- **EXERCISE BRIEF**: Write out all the lines again, precisely as they stand, but without the images.

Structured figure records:

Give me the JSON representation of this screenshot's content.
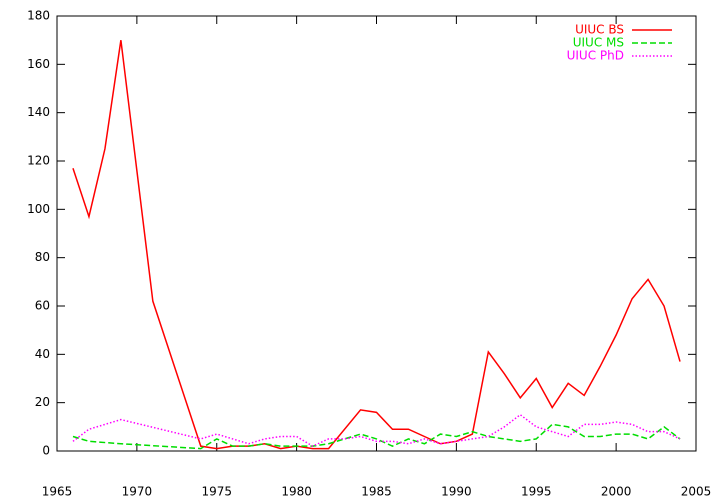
{
  "chart_data": {
    "type": "line",
    "legend": "top-right",
    "xlim": [
      1965,
      2005
    ],
    "xticks": [
      1965,
      1970,
      1975,
      1980,
      1985,
      1990,
      1995,
      2000,
      2005
    ],
    "ylim": [
      0,
      180
    ],
    "yticks": [
      0,
      20,
      40,
      60,
      80,
      100,
      120,
      140,
      160,
      180
    ],
    "series": [
      {
        "name": "UIUC BS",
        "color": "#ff0000",
        "dash": "solid",
        "x": [
          1966,
          1967,
          1968,
          1969,
          1971,
          1974,
          1975,
          1976,
          1977,
          1978,
          1979,
          1980,
          1981,
          1982,
          1984,
          1985,
          1986,
          1987,
          1988,
          1989,
          1990,
          1991,
          1992,
          1993,
          1994,
          1995,
          1996,
          1997,
          1998,
          1999,
          2000,
          2001,
          2002,
          2003,
          2004
        ],
        "values": [
          117,
          97,
          125,
          170,
          62,
          2,
          1,
          2,
          2,
          3,
          1,
          2,
          1,
          1,
          17,
          16,
          9,
          9,
          6,
          3,
          4,
          7,
          41,
          32,
          22,
          30,
          18,
          28,
          23,
          35,
          48,
          63,
          71,
          60,
          37
        ]
      },
      {
        "name": "UIUC MS",
        "color": "#00dd00",
        "dash": "dashed",
        "x": [
          1966,
          1967,
          1969,
          1974,
          1975,
          1976,
          1977,
          1978,
          1979,
          1980,
          1981,
          1982,
          1983,
          1984,
          1985,
          1986,
          1987,
          1988,
          1989,
          1990,
          1991,
          1992,
          1993,
          1994,
          1995,
          1996,
          1997,
          1998,
          1999,
          2000,
          2001,
          2002,
          2003,
          2004
        ],
        "values": [
          6,
          4,
          3,
          1,
          5,
          2,
          2,
          3,
          2,
          2,
          2,
          3,
          5,
          7,
          5,
          2,
          5,
          3,
          7,
          6,
          8,
          6,
          5,
          4,
          5,
          11,
          10,
          6,
          6,
          7,
          7,
          5,
          10,
          5
        ]
      },
      {
        "name": "UIUC PhD",
        "color": "#ff00ff",
        "dash": "dotted",
        "x": [
          1966,
          1967,
          1968,
          1969,
          1974,
          1975,
          1976,
          1977,
          1978,
          1979,
          1980,
          1981,
          1982,
          1983,
          1984,
          1985,
          1986,
          1987,
          1988,
          1989,
          1990,
          1991,
          1992,
          1993,
          1994,
          1995,
          1996,
          1997,
          1998,
          1999,
          2000,
          2001,
          2002,
          2003,
          2004
        ],
        "values": [
          4,
          9,
          11,
          13,
          5,
          7,
          5,
          3,
          5,
          6,
          6,
          2,
          5,
          5,
          6,
          4,
          4,
          3,
          5,
          3,
          4,
          5,
          6,
          10,
          15,
          10,
          8,
          6,
          11,
          11,
          12,
          11,
          8,
          8,
          5
        ]
      }
    ]
  }
}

- **THE RESPONSE**:
Give me the JSON representation of this screenshot's content.
{
  "chart_data": {
    "type": "line",
    "legend": "top-right",
    "xlim": [
      1965,
      2005
    ],
    "xticks": [
      1965,
      1970,
      1975,
      1980,
      1985,
      1990,
      1995,
      2000,
      2005
    ],
    "ylim": [
      0,
      180
    ],
    "yticks": [
      0,
      20,
      40,
      60,
      80,
      100,
      120,
      140,
      160,
      180
    ],
    "series": [
      {
        "name": "UIUC BS",
        "color": "#ff0000",
        "dash": "solid",
        "x": [
          1966,
          1967,
          1968,
          1969,
          1971,
          1974,
          1975,
          1976,
          1977,
          1978,
          1979,
          1980,
          1981,
          1982,
          1984,
          1985,
          1986,
          1987,
          1988,
          1989,
          1990,
          1991,
          1992,
          1993,
          1994,
          1995,
          1996,
          1997,
          1998,
          1999,
          2000,
          2001,
          2002,
          2003,
          2004
        ],
        "values": [
          117,
          97,
          125,
          170,
          62,
          2,
          1,
          2,
          2,
          3,
          1,
          2,
          1,
          1,
          17,
          16,
          9,
          9,
          6,
          3,
          4,
          7,
          41,
          32,
          22,
          30,
          18,
          28,
          23,
          35,
          48,
          63,
          71,
          60,
          37
        ]
      },
      {
        "name": "UIUC MS",
        "color": "#00dd00",
        "dash": "dashed",
        "x": [
          1966,
          1967,
          1969,
          1974,
          1975,
          1976,
          1977,
          1978,
          1979,
          1980,
          1981,
          1982,
          1983,
          1984,
          1985,
          1986,
          1987,
          1988,
          1989,
          1990,
          1991,
          1992,
          1993,
          1994,
          1995,
          1996,
          1997,
          1998,
          1999,
          2000,
          2001,
          2002,
          2003,
          2004
        ],
        "values": [
          6,
          4,
          3,
          1,
          5,
          2,
          2,
          3,
          2,
          2,
          2,
          3,
          5,
          7,
          5,
          2,
          5,
          3,
          7,
          6,
          8,
          6,
          5,
          4,
          5,
          11,
          10,
          6,
          6,
          7,
          7,
          5,
          10,
          5
        ]
      },
      {
        "name": "UIUC PhD",
        "color": "#ff00ff",
        "dash": "dotted",
        "x": [
          1966,
          1967,
          1968,
          1969,
          1974,
          1975,
          1976,
          1977,
          1978,
          1979,
          1980,
          1981,
          1982,
          1983,
          1984,
          1985,
          1986,
          1987,
          1988,
          1989,
          1990,
          1991,
          1992,
          1993,
          1994,
          1995,
          1996,
          1997,
          1998,
          1999,
          2000,
          2001,
          2002,
          2003,
          2004
        ],
        "values": [
          4,
          9,
          11,
          13,
          5,
          7,
          5,
          3,
          5,
          6,
          6,
          2,
          5,
          5,
          6,
          4,
          4,
          3,
          5,
          3,
          4,
          5,
          6,
          10,
          15,
          10,
          8,
          6,
          11,
          11,
          12,
          11,
          8,
          8,
          5
        ]
      }
    ]
  }
}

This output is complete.